(Saved entries)
----------

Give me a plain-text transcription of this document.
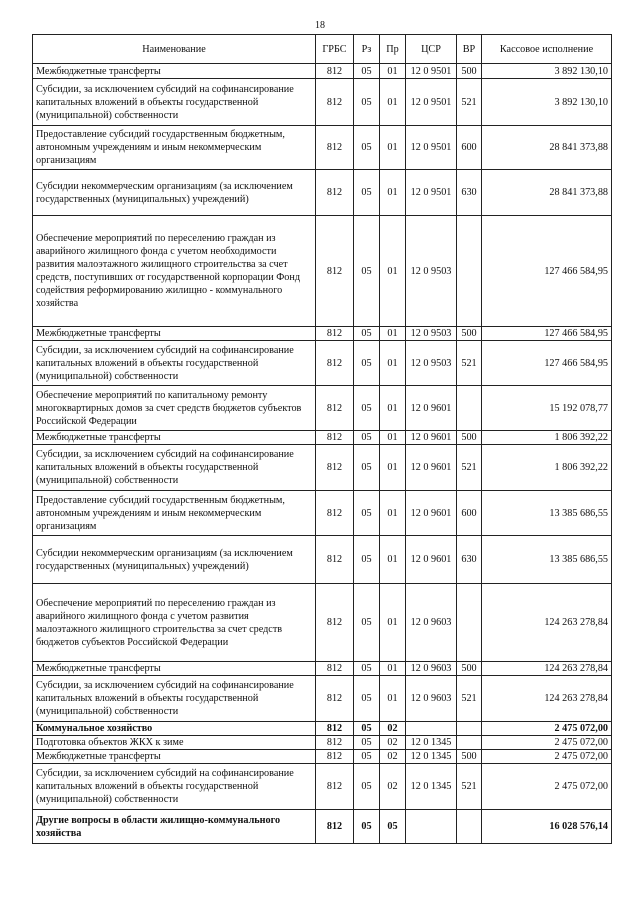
18
Наименование	ГРБС	Рз	Пр	ЦСР	ВР	Кассовое исполнение
Межбюджетные трансферты	812	05	01	12 0 9501	500	3 892 130,10
Субсидии, за исключением субсидий на софинансирование капитальных вложений в объекты государственной (муниципальной) собственности	812	05	01	12 0 9501	521	3 892 130,10
Предоставление субсидий государственным бюджетным, автономным учреждениям и иным некоммерческим организациям	812	05	01	12 0 9501	600	28 841 373,88
Субсидии некоммерческим организациям (за исключением государственных (муниципальных) учреждений)	812	05	01	12 0 9501	630	28 841 373,88
Обеспечение мероприятий по переселению граждан из аварийного жилищного фонда с учетом необходимости развития малоэтажного жилищного строительства за счет средств, поступивших от государственной корпорации Фонд содействия реформированию жилищно - коммунального хозяйства	812	05	01	12 0 9503		127 466 584,95
Межбюджетные трансферты	812	05	01	12 0 9503	500	127 466 584,95
Субсидии, за исключением субсидий на софинансирование капитальных вложений в объекты государственной (муниципальной) собственности	812	05	01	12 0 9503	521	127 466 584,95
Обеспечение мероприятий по капитальному ремонту многоквартирных домов за счет средств бюджетов субъектов Российской Федерации	812	05	01	12 0 9601		15 192 078,77
Межбюджетные трансферты	812	05	01	12 0 9601	500	1 806 392,22
Субсидии, за исключением субсидий на софинансирование капитальных вложений в объекты государственной (муниципальной) собственности	812	05	01	12 0 9601	521	1 806 392,22
Предоставление субсидий государственным бюджетным, автономным учреждениям и иным некоммерческим организациям	812	05	01	12 0 9601	600	13 385 686,55
Субсидии некоммерческим организациям (за исключением государственных (муниципальных) учреждений)	812	05	01	12 0 9601	630	13 385 686,55
Обеспечение мероприятий по переселению граждан из аварийного жилищного фонда с учетом развития малоэтажного жилищного строительства за счет средств бюджетов субъектов Российской Федерации	812	05	01	12 0 9603		124 263 278,84
Межбюджетные трансферты	812	05	01	12 0 9603	500	124 263 278,84
Субсидии, за исключением субсидий на софинансирование капитальных вложений в объекты государственной (муниципальной) собственности	812	05	01	12 0 9603	521	124 263 278,84
Коммунальное хозяйство	812	05	02			2 475 072,00
Подготовка объектов ЖКХ к зиме	812	05	02	12 0 1345		2 475 072,00
Межбюджетные трансферты	812	05	02	12 0 1345	500	2 475 072,00
Субсидии, за исключением субсидий на софинансирование капитальных вложений в объекты государственной (муниципальной) собственности	812	05	02	12 0 1345	521	2 475 072,00
Другие вопросы в области жилищно-коммунального хозяйства	812	05	05			16 028 576,14
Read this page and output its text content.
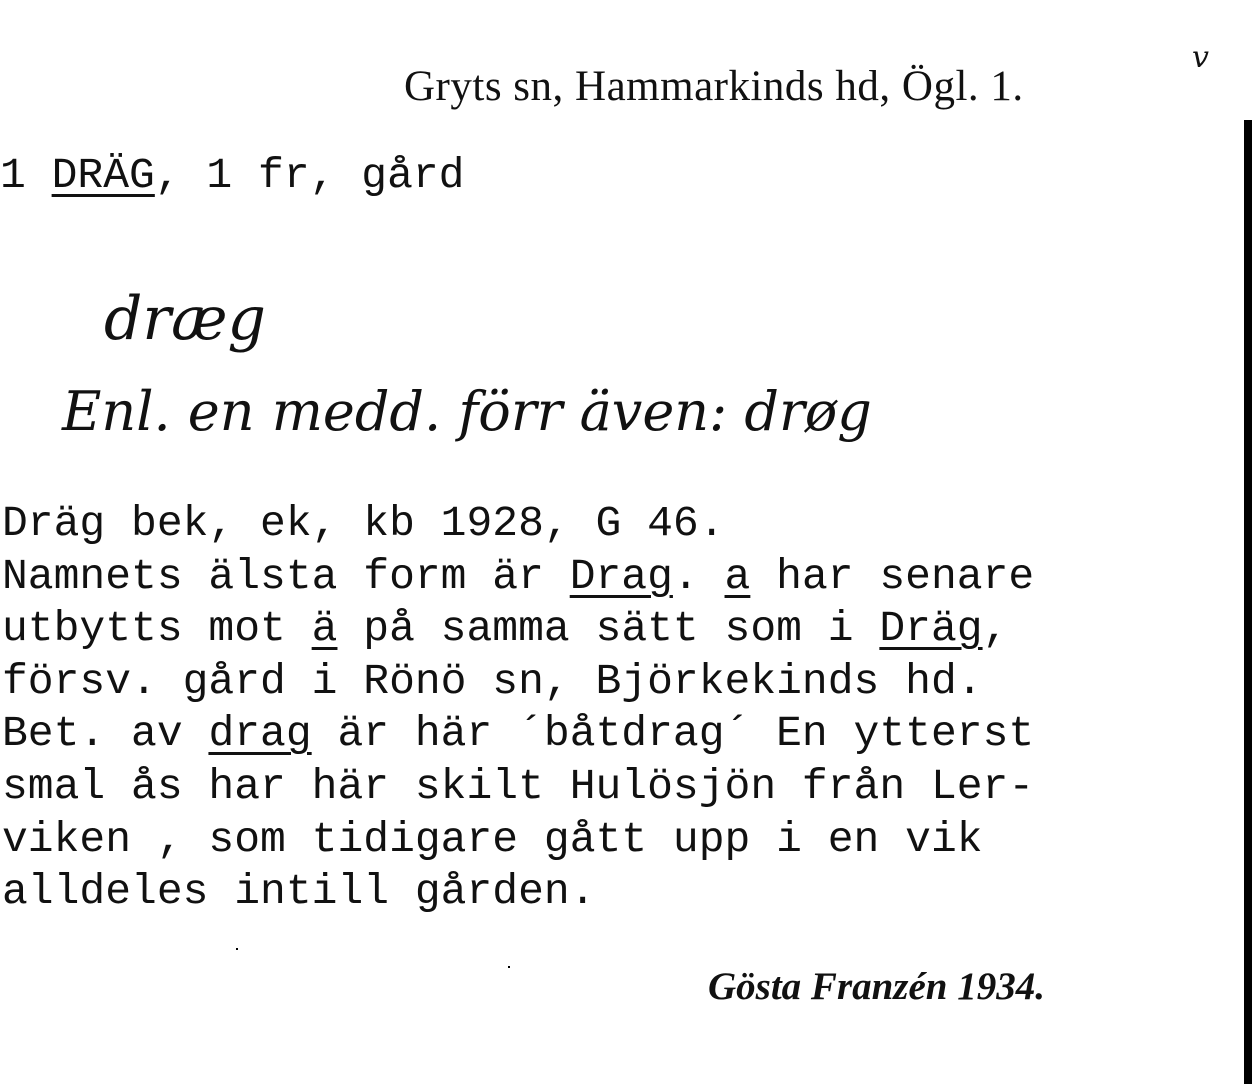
Gryts sn, Hammarkinds hd, Ögl. 1.
v
1 DRÄG, 1 fr, gård
dræg
Enl. en medd. förr även: drøg
Dräg bek, ek, kb 1928, G 46.
Namnets älsta form är Drag. a har senare
utbytts mot ä på samma sätt som i Dräg,
försv. gård i Rönö sn, Björkekinds hd.
Bet. av drag är här ´båtdrag´ En ytterst
smal ås har här skilt Hulösjön från Ler-
viken , som tidigare gått upp i en vik
alldeles intill gården.
Gösta Franzén 1934.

----------

## [AIM]
Extract each line holding the string "учетом".

## [RIGHT ANSWER]
Обеспечение мероприятий по переселению граждан из аварийного жилищного фонда с учетом необходимости развития малоэтажного жилищного строительства за счет средств, поступивших от государственной корпорации Фонд содействия реформированию жилищно - коммунального хозяйства	812	05	01	12 0 9503		127 466 584,95
Обеспечение мероприятий по переселению граждан из аварийного жилищного фонда с учетом развития малоэтажного жилищного строительства за счет средств бюджетов субъектов Российской Федерации	812	05	01	12 0 9603		124 263 278,84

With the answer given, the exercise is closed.